### Task brief
Check each line of the records below and collect those that include the word "discount".

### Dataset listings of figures
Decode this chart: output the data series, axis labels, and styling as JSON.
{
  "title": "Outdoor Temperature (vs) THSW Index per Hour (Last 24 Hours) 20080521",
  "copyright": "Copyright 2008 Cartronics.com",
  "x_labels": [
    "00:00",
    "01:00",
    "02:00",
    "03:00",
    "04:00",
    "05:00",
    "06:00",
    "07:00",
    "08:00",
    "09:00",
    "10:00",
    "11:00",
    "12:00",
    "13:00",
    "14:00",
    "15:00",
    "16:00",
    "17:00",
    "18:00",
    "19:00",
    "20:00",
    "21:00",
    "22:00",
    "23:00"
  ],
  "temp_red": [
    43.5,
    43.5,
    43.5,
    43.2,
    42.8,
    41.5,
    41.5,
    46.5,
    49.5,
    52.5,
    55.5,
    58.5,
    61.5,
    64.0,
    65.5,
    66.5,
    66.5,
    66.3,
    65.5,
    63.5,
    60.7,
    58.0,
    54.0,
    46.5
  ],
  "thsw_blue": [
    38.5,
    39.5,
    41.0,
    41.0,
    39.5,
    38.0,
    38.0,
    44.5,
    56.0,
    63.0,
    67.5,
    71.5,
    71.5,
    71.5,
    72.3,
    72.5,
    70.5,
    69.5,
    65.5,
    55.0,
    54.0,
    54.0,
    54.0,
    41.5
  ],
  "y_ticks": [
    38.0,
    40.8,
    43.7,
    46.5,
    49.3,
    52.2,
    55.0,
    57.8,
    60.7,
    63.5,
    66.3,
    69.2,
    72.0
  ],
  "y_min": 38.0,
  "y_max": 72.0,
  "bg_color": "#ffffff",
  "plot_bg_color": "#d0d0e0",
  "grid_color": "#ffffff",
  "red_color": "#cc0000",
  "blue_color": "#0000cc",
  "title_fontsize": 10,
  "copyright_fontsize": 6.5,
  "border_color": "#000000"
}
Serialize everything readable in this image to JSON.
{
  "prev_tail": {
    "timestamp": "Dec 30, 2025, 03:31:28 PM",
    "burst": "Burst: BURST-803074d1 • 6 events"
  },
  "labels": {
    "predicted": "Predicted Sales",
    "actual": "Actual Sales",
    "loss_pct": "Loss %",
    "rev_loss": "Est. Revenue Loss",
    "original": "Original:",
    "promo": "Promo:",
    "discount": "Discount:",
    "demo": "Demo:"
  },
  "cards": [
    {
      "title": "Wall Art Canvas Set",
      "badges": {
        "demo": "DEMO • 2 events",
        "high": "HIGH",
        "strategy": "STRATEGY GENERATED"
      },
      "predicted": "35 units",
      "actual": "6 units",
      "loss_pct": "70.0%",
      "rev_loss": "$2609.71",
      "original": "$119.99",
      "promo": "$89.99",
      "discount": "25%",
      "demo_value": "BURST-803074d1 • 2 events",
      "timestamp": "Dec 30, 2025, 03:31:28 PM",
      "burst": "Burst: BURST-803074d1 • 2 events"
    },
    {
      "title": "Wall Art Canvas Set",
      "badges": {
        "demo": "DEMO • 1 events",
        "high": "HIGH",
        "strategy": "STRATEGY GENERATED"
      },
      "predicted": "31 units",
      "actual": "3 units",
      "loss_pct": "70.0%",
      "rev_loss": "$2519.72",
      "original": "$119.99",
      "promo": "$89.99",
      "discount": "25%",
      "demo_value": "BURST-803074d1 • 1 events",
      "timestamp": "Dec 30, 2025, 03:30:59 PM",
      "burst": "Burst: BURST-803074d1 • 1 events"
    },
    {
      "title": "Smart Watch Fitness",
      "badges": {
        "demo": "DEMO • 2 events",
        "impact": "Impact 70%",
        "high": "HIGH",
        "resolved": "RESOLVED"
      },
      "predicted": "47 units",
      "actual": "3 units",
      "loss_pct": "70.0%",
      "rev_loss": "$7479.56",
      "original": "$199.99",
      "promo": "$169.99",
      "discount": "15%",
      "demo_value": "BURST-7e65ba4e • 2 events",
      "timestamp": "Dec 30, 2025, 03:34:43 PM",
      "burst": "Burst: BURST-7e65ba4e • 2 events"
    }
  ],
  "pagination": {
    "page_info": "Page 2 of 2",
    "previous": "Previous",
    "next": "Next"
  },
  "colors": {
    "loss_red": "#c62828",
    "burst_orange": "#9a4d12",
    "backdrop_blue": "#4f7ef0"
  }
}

### Output for this task
    "discount": "Discount:",
      "discount": "25%",
      "discount": "25%",
      "discount": "15%",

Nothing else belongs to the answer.